— start Entries shown —

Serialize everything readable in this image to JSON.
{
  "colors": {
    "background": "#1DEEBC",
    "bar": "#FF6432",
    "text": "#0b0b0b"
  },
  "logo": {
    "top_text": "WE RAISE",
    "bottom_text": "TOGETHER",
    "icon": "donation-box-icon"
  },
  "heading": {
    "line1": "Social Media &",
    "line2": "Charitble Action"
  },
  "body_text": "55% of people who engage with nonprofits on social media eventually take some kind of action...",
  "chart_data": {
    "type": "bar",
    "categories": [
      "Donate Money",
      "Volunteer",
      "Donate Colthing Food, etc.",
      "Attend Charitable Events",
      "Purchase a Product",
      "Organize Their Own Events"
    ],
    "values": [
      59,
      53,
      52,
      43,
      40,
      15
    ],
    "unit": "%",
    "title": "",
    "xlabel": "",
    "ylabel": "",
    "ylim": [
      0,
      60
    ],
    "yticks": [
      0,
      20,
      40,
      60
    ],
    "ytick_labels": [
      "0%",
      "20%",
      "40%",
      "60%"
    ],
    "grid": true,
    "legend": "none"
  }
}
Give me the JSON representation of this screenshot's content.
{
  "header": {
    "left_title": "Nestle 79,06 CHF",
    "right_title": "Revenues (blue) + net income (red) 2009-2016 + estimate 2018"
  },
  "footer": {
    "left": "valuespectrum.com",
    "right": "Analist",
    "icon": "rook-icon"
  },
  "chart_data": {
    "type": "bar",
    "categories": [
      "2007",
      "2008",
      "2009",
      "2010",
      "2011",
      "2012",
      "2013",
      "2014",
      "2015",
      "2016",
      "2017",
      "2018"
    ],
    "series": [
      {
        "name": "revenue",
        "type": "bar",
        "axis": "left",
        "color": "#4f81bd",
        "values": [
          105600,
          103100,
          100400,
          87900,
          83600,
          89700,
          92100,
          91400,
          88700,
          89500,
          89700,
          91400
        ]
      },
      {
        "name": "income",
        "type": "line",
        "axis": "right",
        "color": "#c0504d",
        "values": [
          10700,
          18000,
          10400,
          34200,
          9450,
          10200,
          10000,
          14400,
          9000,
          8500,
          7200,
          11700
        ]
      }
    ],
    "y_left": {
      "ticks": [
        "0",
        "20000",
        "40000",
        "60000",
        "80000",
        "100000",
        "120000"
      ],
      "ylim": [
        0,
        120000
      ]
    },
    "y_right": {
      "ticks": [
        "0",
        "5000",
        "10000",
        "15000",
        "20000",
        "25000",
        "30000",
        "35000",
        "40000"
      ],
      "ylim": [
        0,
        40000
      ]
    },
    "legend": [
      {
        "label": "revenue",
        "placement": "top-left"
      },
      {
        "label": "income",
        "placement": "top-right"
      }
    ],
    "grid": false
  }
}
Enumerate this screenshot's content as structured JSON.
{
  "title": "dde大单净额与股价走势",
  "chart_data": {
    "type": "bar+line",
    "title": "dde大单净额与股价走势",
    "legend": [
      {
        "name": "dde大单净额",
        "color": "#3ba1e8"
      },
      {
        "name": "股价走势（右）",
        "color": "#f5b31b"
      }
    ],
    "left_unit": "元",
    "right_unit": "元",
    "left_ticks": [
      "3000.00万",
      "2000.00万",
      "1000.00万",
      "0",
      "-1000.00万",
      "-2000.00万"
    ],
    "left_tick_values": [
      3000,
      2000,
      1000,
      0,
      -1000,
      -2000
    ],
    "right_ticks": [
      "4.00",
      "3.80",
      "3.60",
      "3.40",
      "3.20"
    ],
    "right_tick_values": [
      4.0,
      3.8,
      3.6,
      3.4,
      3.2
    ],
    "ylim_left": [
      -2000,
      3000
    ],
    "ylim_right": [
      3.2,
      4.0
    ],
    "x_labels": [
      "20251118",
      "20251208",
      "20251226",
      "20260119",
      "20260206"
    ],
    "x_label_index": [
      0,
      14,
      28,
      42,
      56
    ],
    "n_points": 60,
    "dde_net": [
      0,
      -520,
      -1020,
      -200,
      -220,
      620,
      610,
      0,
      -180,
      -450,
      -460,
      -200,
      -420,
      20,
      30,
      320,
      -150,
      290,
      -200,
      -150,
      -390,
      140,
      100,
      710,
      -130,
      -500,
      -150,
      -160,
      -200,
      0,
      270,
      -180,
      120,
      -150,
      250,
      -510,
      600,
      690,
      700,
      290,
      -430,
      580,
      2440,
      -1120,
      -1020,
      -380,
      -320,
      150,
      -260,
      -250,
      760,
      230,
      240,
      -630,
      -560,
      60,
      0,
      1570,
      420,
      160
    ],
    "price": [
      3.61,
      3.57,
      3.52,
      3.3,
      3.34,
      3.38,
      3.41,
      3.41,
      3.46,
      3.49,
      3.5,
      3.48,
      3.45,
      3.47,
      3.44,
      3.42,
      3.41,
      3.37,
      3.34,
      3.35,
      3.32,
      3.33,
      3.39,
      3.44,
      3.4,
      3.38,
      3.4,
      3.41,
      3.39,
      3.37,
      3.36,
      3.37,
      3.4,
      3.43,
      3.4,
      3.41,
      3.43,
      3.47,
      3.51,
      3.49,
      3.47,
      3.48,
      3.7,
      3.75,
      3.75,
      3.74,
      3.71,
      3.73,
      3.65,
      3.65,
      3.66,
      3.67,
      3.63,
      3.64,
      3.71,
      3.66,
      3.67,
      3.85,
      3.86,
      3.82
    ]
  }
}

— end Entries shown —

● **Task**: Reproduce the material precisely, including every line.

● **Task output**:
Serialize everything readable in this image to JSON.
{
  "colors": {
    "background": "#1DEEBC",
    "bar": "#FF6432",
    "text": "#0b0b0b"
  },
  "logo": {
    "top_text": "WE RAISE",
    "bottom_text": "TOGETHER",
    "icon": "donation-box-icon"
  },
  "heading": {
    "line1": "Social Media &",
    "line2": "Charitble Action"
  },
  "body_text": "55% of people who engage with nonprofits on social media eventually take some kind of action...",
  "chart_data": {
    "type": "bar",
    "categories": [
      "Donate Money",
      "Volunteer",
      "Donate Colthing Food, etc.",
      "Attend Charitable Events",
      "Purchase a Product",
      "Organize Their Own Events"
    ],
    "values": [
      59,
      53,
      52,
      43,
      40,
      15
    ],
    "unit": "%",
    "title": "",
    "xlabel": "",
    "ylabel": "",
    "ylim": [
      0,
      60
    ],
    "yticks": [
      0,
      20,
      40,
      60
    ],
    "ytick_labels": [
      "0%",
      "20%",
      "40%",
      "60%"
    ],
    "grid": true,
    "legend": "none"
  }
}
Give me the JSON representation of this screenshot's content.
{
  "header": {
    "left_title": "Nestle 79,06 CHF",
    "right_title": "Revenues (blue) + net income (red) 2009-2016 + estimate 2018"
  },
  "footer": {
    "left": "valuespectrum.com",
    "right": "Analist",
    "icon": "rook-icon"
  },
  "chart_data": {
    "type": "bar",
    "categories": [
      "2007",
      "2008",
      "2009",
      "2010",
      "2011",
      "2012",
      "2013",
      "2014",
      "2015",
      "2016",
      "2017",
      "2018"
    ],
    "series": [
      {
        "name": "revenue",
        "type": "bar",
        "axis": "left",
        "color": "#4f81bd",
        "values": [
          105600,
          103100,
          100400,
          87900,
          83600,
          89700,
          92100,
          91400,
          88700,
          89500,
          89700,
          91400
        ]
      },
      {
        "name": "income",
        "type": "line",
        "axis": "right",
        "color": "#c0504d",
        "values": [
          10700,
          18000,
          10400,
          34200,
          9450,
          10200,
          10000,
          14400,
          9000,
          8500,
          7200,
          11700
        ]
      }
    ],
    "y_left": {
      "ticks": [
        "0",
        "20000",
        "40000",
        "60000",
        "80000",
        "100000",
        "120000"
      ],
      "ylim": [
        0,
        120000
      ]
    },
    "y_right": {
      "ticks": [
        "0",
        "5000",
        "10000",
        "15000",
        "20000",
        "25000",
        "30000",
        "35000",
        "40000"
      ],
      "ylim": [
        0,
        40000
      ]
    },
    "legend": [
      {
        "label": "revenue",
        "placement": "top-left"
      },
      {
        "label": "income",
        "placement": "top-right"
      }
    ],
    "grid": false
  }
}
Enumerate this screenshot's content as structured JSON.
{
  "title": "dde大单净额与股价走势",
  "chart_data": {
    "type": "bar+line",
    "title": "dde大单净额与股价走势",
    "legend": [
      {
        "name": "dde大单净额",
        "color": "#3ba1e8"
      },
      {
        "name": "股价走势（右）",
        "color": "#f5b31b"
      }
    ],
    "left_unit": "元",
    "right_unit": "元",
    "left_ticks": [
      "3000.00万",
      "2000.00万",
      "1000.00万",
      "0",
      "-1000.00万",
      "-2000.00万"
    ],
    "left_tick_values": [
      3000,
      2000,
      1000,
      0,
      -1000,
      -2000
    ],
    "right_ticks": [
      "4.00",
      "3.80",
      "3.60",
      "3.40",
      "3.20"
    ],
    "right_tick_values": [
      4.0,
      3.8,
      3.6,
      3.4,
      3.2
    ],
    "ylim_left": [
      -2000,
      3000
    ],
    "ylim_right": [
      3.2,
      4.0
    ],
    "x_labels": [
      "20251118",
      "20251208",
      "20251226",
      "20260119",
      "20260206"
    ],
    "x_label_index": [
      0,
      14,
      28,
      42,
      56
    ],
    "n_points": 60,
    "dde_net": [
      0,
      -520,
      -1020,
      -200,
      -220,
      620,
      610,
      0,
      -180,
      -450,
      -460,
      -200,
      -420,
      20,
      30,
      320,
      -150,
      290,
      -200,
      -150,
      -390,
      140,
      100,
      710,
      -130,
      -500,
      -150,
      -160,
      -200,
      0,
      270,
      -180,
      120,
      -150,
      250,
      -510,
      600,
      690,
      700,
      290,
      -430,
      580,
      2440,
      -1120,
      -1020,
      -380,
      -320,
      150,
      -260,
      -250,
      760,
      230,
      240,
      -630,
      -560,
      60,
      0,
      1570,
      420,
      160
    ],
    "price": [
      3.61,
      3.57,
      3.52,
      3.3,
      3.34,
      3.38,
      3.41,
      3.41,
      3.46,
      3.49,
      3.5,
      3.48,
      3.45,
      3.47,
      3.44,
      3.42,
      3.41,
      3.37,
      3.34,
      3.35,
      3.32,
      3.33,
      3.39,
      3.44,
      3.4,
      3.38,
      3.4,
      3.41,
      3.39,
      3.37,
      3.36,
      3.37,
      3.4,
      3.43,
      3.4,
      3.41,
      3.43,
      3.47,
      3.51,
      3.49,
      3.47,
      3.48,
      3.7,
      3.75,
      3.75,
      3.74,
      3.71,
      3.73,
      3.65,
      3.65,
      3.66,
      3.67,
      3.63,
      3.64,
      3.71,
      3.66,
      3.67,
      3.85,
      3.86,
      3.82
    ]
  }
}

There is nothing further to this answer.